(Data records)
%%

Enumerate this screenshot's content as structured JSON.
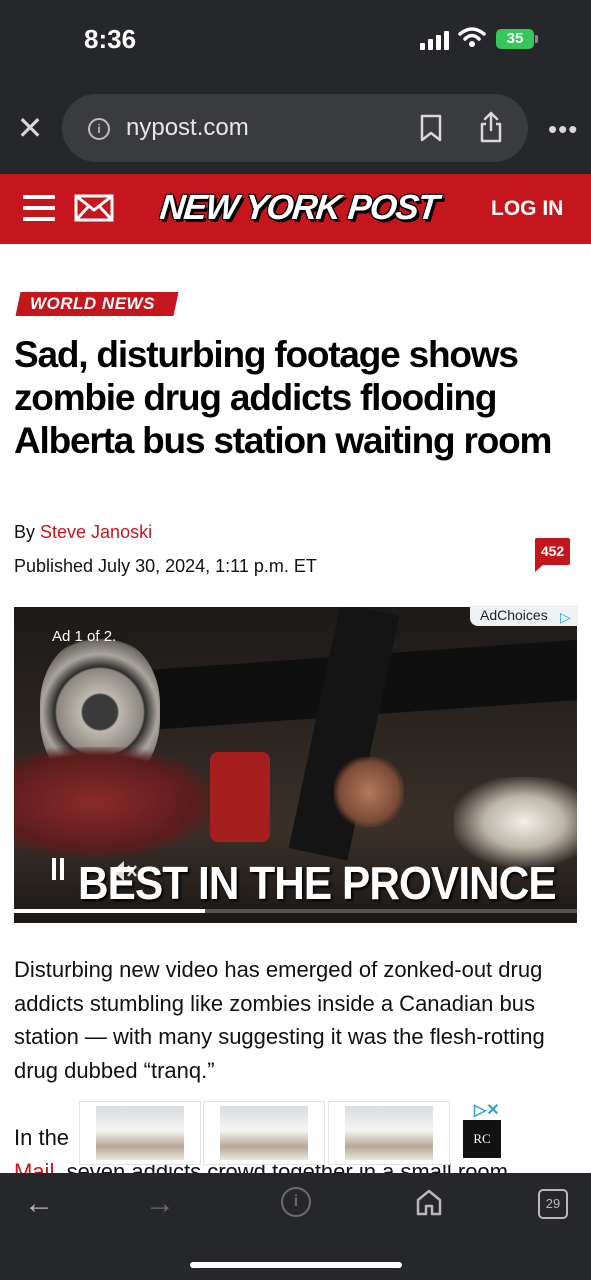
{
  "status_bar": {
    "time": "8:36",
    "battery": "35"
  },
  "browser": {
    "url": "nypost.com",
    "close_glyph": "✕",
    "more_glyph": "•••",
    "tab_count": "29"
  },
  "site": {
    "logo": "NEW YORK POST",
    "login": "LOG IN"
  },
  "article": {
    "category": "WORLD NEWS",
    "headline": "Sad, disturbing footage shows zombie drug addicts flooding Alberta bus station waiting room",
    "byline_prefix": "By ",
    "author": "Steve Janoski",
    "published": "Published July 30, 2024, 1:11 p.m. ET",
    "comment_count": "452",
    "paragraph1": "Disturbing new video has emerged of zonked-out drug addicts stumbling like zombies inside a Canadian bus station — with many suggesting it was the flesh-rotting drug dubbed “tranq.”",
    "paragraph2_start": "In the",
    "paragraph2_link_end": "y",
    "paragraph2_line2_link": "Mail",
    "paragraph2_line2_rest": ", seven addicts crowd together in a small room"
  },
  "video_ad": {
    "counter": "Ad 1 of 2.",
    "adchoices": "AdChoices",
    "caption": "BEST IN THE PROVINCE",
    "progress": 0.34
  },
  "banner_ad": {
    "brand_mark": "RC"
  },
  "colors": {
    "brand_red": "#c4161c",
    "chrome_dark": "#26272b",
    "battery_green": "#35c759",
    "adchoices_blue": "#2ea3d6"
  }
}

%%

* [Given request]: Quote the records in their entirety, keeping the wording exact and excluding pictures.

* [Answer in full]:
Enumerate this screenshot's content as structured JSON.
{
  "status_bar": {
    "time": "8:36",
    "battery": "35"
  },
  "browser": {
    "url": "nypost.com",
    "close_glyph": "✕",
    "more_glyph": "•••",
    "tab_count": "29"
  },
  "site": {
    "logo": "NEW YORK POST",
    "login": "LOG IN"
  },
  "article": {
    "category": "WORLD NEWS",
    "headline": "Sad, disturbing footage shows zombie drug addicts flooding Alberta bus station waiting room",
    "byline_prefix": "By ",
    "author": "Steve Janoski",
    "published": "Published July 30, 2024, 1:11 p.m. ET",
    "comment_count": "452",
    "paragraph1": "Disturbing new video has emerged of zonked-out drug addicts stumbling like zombies inside a Canadian bus station — with many suggesting it was the flesh-rotting drug dubbed “tranq.”",
    "paragraph2_start": "In the",
    "paragraph2_link_end": "y",
    "paragraph2_line2_link": "Mail",
    "paragraph2_line2_rest": ", seven addicts crowd together in a small room"
  },
  "video_ad": {
    "counter": "Ad 1 of 2.",
    "adchoices": "AdChoices",
    "caption": "BEST IN THE PROVINCE",
    "progress": 0.34
  },
  "banner_ad": {
    "brand_mark": "RC"
  },
  "colors": {
    "brand_red": "#c4161c",
    "chrome_dark": "#26272b",
    "battery_green": "#35c759",
    "adchoices_blue": "#2ea3d6"
  }
}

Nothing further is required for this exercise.